§ What you will do
Each entry that appears below should be restated word for word.

§ Data entries for graphics
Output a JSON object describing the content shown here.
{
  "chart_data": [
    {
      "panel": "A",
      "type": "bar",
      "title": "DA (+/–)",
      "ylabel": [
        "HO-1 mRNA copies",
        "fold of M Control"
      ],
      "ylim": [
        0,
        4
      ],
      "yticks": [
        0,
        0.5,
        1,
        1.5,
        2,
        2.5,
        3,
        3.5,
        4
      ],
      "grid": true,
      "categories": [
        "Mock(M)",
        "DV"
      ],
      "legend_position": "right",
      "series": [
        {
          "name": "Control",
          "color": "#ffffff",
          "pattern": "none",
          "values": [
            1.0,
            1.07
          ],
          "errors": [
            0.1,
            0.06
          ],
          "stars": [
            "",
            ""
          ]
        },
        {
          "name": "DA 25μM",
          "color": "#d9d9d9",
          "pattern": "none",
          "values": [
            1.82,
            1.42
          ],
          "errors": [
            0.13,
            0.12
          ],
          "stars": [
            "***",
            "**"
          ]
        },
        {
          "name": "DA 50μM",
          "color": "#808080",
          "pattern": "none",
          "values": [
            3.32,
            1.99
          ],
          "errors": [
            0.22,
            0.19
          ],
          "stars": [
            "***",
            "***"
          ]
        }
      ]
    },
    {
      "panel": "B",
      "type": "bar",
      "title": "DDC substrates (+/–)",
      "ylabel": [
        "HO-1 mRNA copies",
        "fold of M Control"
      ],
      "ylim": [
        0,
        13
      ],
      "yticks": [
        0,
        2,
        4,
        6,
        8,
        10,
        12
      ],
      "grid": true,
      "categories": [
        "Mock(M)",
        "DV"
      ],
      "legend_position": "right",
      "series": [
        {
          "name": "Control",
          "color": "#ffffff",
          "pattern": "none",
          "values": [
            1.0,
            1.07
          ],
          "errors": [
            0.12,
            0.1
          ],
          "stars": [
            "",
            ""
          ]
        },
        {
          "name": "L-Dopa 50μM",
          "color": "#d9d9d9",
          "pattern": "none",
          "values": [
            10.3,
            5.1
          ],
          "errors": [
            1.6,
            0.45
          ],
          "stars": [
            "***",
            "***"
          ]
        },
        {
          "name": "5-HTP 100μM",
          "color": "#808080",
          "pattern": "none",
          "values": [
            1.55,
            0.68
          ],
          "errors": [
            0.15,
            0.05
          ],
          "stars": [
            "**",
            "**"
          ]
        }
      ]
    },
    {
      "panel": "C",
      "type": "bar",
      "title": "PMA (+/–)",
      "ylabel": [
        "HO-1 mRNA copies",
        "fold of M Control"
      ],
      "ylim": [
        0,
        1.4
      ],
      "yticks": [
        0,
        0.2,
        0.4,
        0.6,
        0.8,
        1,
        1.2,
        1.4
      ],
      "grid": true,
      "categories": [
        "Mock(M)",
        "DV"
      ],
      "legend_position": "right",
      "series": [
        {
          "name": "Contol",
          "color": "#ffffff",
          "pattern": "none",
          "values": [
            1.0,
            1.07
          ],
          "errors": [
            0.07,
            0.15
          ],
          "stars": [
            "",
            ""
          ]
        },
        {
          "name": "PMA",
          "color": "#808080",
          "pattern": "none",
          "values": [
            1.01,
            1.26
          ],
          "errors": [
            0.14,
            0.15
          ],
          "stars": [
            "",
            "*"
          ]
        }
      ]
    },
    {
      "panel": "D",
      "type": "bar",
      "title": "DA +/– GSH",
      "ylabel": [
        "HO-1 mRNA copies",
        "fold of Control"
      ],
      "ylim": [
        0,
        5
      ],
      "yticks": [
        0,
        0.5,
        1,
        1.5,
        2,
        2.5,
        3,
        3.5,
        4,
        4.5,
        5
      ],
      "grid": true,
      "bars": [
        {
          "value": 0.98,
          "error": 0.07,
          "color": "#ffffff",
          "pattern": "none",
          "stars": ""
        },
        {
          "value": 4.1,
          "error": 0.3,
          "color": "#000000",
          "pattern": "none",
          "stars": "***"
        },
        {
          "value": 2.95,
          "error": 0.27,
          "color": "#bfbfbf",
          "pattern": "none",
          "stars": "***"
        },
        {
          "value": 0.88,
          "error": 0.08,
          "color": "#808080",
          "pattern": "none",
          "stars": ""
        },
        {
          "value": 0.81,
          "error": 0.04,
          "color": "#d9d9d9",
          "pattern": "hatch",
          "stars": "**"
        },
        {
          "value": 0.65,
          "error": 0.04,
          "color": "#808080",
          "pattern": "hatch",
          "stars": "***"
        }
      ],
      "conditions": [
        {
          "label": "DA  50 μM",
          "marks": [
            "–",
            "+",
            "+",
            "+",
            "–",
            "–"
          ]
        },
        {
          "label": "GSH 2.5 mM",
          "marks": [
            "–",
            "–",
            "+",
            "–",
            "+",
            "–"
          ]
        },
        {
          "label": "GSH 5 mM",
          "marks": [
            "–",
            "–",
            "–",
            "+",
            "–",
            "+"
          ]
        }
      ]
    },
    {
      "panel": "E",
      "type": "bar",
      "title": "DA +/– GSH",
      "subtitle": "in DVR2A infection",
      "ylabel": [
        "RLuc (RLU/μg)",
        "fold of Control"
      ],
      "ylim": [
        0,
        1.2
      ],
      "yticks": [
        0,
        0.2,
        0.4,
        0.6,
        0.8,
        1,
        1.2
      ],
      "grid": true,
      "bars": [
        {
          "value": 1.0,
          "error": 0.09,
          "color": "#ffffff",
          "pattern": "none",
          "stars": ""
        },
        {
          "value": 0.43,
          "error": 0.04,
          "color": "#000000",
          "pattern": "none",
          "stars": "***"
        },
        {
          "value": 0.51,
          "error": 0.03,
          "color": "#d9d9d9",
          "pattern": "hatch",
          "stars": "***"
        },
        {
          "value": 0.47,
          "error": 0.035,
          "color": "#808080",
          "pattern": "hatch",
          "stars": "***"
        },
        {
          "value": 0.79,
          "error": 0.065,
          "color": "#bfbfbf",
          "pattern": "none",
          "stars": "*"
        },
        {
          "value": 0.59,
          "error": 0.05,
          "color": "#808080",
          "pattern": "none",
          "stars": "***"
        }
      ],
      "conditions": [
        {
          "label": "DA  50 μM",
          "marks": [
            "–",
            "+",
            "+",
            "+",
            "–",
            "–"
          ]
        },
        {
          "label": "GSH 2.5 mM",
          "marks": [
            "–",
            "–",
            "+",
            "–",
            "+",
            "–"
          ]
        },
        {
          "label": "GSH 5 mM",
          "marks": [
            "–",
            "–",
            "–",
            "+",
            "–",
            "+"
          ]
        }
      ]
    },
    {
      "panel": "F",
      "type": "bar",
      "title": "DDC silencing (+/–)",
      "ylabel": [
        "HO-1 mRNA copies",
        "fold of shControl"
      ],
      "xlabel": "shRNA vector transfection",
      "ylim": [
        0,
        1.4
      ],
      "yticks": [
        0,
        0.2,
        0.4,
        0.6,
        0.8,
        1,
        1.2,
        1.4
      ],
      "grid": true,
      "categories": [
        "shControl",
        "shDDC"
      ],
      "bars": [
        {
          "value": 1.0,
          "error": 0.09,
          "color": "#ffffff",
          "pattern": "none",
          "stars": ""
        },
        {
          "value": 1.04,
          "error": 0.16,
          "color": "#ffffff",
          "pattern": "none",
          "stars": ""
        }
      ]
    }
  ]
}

§ Solution to the exercise
Output a JSON object describing the content shown here.
{
  "chart_data": [
    {
      "panel": "A",
      "type": "bar",
      "title": "DA (+/–)",
      "ylabel": [
        "HO-1 mRNA copies",
        "fold of M Control"
      ],
      "ylim": [
        0,
        4
      ],
      "yticks": [
        0,
        0.5,
        1,
        1.5,
        2,
        2.5,
        3,
        3.5,
        4
      ],
      "grid": true,
      "categories": [
        "Mock(M)",
        "DV"
      ],
      "legend_position": "right",
      "series": [
        {
          "name": "Control",
          "color": "#ffffff",
          "pattern": "none",
          "values": [
            1.0,
            1.07
          ],
          "errors": [
            0.1,
            0.06
          ],
          "stars": [
            "",
            ""
          ]
        },
        {
          "name": "DA 25μM",
          "color": "#d9d9d9",
          "pattern": "none",
          "values": [
            1.82,
            1.42
          ],
          "errors": [
            0.13,
            0.12
          ],
          "stars": [
            "***",
            "**"
          ]
        },
        {
          "name": "DA 50μM",
          "color": "#808080",
          "pattern": "none",
          "values": [
            3.32,
            1.99
          ],
          "errors": [
            0.22,
            0.19
          ],
          "stars": [
            "***",
            "***"
          ]
        }
      ]
    },
    {
      "panel": "B",
      "type": "bar",
      "title": "DDC substrates (+/–)",
      "ylabel": [
        "HO-1 mRNA copies",
        "fold of M Control"
      ],
      "ylim": [
        0,
        13
      ],
      "yticks": [
        0,
        2,
        4,
        6,
        8,
        10,
        12
      ],
      "grid": true,
      "categories": [
        "Mock(M)",
        "DV"
      ],
      "legend_position": "right",
      "series": [
        {
          "name": "Control",
          "color": "#ffffff",
          "pattern": "none",
          "values": [
            1.0,
            1.07
          ],
          "errors": [
            0.12,
            0.1
          ],
          "stars": [
            "",
            ""
          ]
        },
        {
          "name": "L-Dopa 50μM",
          "color": "#d9d9d9",
          "pattern": "none",
          "values": [
            10.3,
            5.1
          ],
          "errors": [
            1.6,
            0.45
          ],
          "stars": [
            "***",
            "***"
          ]
        },
        {
          "name": "5-HTP 100μM",
          "color": "#808080",
          "pattern": "none",
          "values": [
            1.55,
            0.68
          ],
          "errors": [
            0.15,
            0.05
          ],
          "stars": [
            "**",
            "**"
          ]
        }
      ]
    },
    {
      "panel": "C",
      "type": "bar",
      "title": "PMA (+/–)",
      "ylabel": [
        "HO-1 mRNA copies",
        "fold of M Control"
      ],
      "ylim": [
        0,
        1.4
      ],
      "yticks": [
        0,
        0.2,
        0.4,
        0.6,
        0.8,
        1,
        1.2,
        1.4
      ],
      "grid": true,
      "categories": [
        "Mock(M)",
        "DV"
      ],
      "legend_position": "right",
      "series": [
        {
          "name": "Contol",
          "color": "#ffffff",
          "pattern": "none",
          "values": [
            1.0,
            1.07
          ],
          "errors": [
            0.07,
            0.15
          ],
          "stars": [
            "",
            ""
          ]
        },
        {
          "name": "PMA",
          "color": "#808080",
          "pattern": "none",
          "values": [
            1.01,
            1.26
          ],
          "errors": [
            0.14,
            0.15
          ],
          "stars": [
            "",
            "*"
          ]
        }
      ]
    },
    {
      "panel": "D",
      "type": "bar",
      "title": "DA +/– GSH",
      "ylabel": [
        "HO-1 mRNA copies",
        "fold of Control"
      ],
      "ylim": [
        0,
        5
      ],
      "yticks": [
        0,
        0.5,
        1,
        1.5,
        2,
        2.5,
        3,
        3.5,
        4,
        4.5,
        5
      ],
      "grid": true,
      "bars": [
        {
          "value": 0.98,
          "error": 0.07,
          "color": "#ffffff",
          "pattern": "none",
          "stars": ""
        },
        {
          "value": 4.1,
          "error": 0.3,
          "color": "#000000",
          "pattern": "none",
          "stars": "***"
        },
        {
          "value": 2.95,
          "error": 0.27,
          "color": "#bfbfbf",
          "pattern": "none",
          "stars": "***"
        },
        {
          "value": 0.88,
          "error": 0.08,
          "color": "#808080",
          "pattern": "none",
          "stars": ""
        },
        {
          "value": 0.81,
          "error": 0.04,
          "color": "#d9d9d9",
          "pattern": "hatch",
          "stars": "**"
        },
        {
          "value": 0.65,
          "error": 0.04,
          "color": "#808080",
          "pattern": "hatch",
          "stars": "***"
        }
      ],
      "conditions": [
        {
          "label": "DA  50 μM",
          "marks": [
            "–",
            "+",
            "+",
            "+",
            "–",
            "–"
          ]
        },
        {
          "label": "GSH 2.5 mM",
          "marks": [
            "–",
            "–",
            "+",
            "–",
            "+",
            "–"
          ]
        },
        {
          "label": "GSH 5 mM",
          "marks": [
            "–",
            "–",
            "–",
            "+",
            "–",
            "+"
          ]
        }
      ]
    },
    {
      "panel": "E",
      "type": "bar",
      "title": "DA +/– GSH",
      "subtitle": "in DVR2A infection",
      "ylabel": [
        "RLuc (RLU/μg)",
        "fold of Control"
      ],
      "ylim": [
        0,
        1.2
      ],
      "yticks": [
        0,
        0.2,
        0.4,
        0.6,
        0.8,
        1,
        1.2
      ],
      "grid": true,
      "bars": [
        {
          "value": 1.0,
          "error": 0.09,
          "color": "#ffffff",
          "pattern": "none",
          "stars": ""
        },
        {
          "value": 0.43,
          "error": 0.04,
          "color": "#000000",
          "pattern": "none",
          "stars": "***"
        },
        {
          "value": 0.51,
          "error": 0.03,
          "color": "#d9d9d9",
          "pattern": "hatch",
          "stars": "***"
        },
        {
          "value": 0.47,
          "error": 0.035,
          "color": "#808080",
          "pattern": "hatch",
          "stars": "***"
        },
        {
          "value": 0.79,
          "error": 0.065,
          "color": "#bfbfbf",
          "pattern": "none",
          "stars": "*"
        },
        {
          "value": 0.59,
          "error": 0.05,
          "color": "#808080",
          "pattern": "none",
          "stars": "***"
        }
      ],
      "conditions": [
        {
          "label": "DA  50 μM",
          "marks": [
            "–",
            "+",
            "+",
            "+",
            "–",
            "–"
          ]
        },
        {
          "label": "GSH 2.5 mM",
          "marks": [
            "–",
            "–",
            "+",
            "–",
            "+",
            "–"
          ]
        },
        {
          "label": "GSH 5 mM",
          "marks": [
            "–",
            "–",
            "–",
            "+",
            "–",
            "+"
          ]
        }
      ]
    },
    {
      "panel": "F",
      "type": "bar",
      "title": "DDC silencing (+/–)",
      "ylabel": [
        "HO-1 mRNA copies",
        "fold of shControl"
      ],
      "xlabel": "shRNA vector transfection",
      "ylim": [
        0,
        1.4
      ],
      "yticks": [
        0,
        0.2,
        0.4,
        0.6,
        0.8,
        1,
        1.2,
        1.4
      ],
      "grid": true,
      "categories": [
        "shControl",
        "shDDC"
      ],
      "bars": [
        {
          "value": 1.0,
          "error": 0.09,
          "color": "#ffffff",
          "pattern": "none",
          "stars": ""
        },
        {
          "value": 1.04,
          "error": 0.16,
          "color": "#ffffff",
          "pattern": "none",
          "stars": ""
        }
      ]
    }
  ]
}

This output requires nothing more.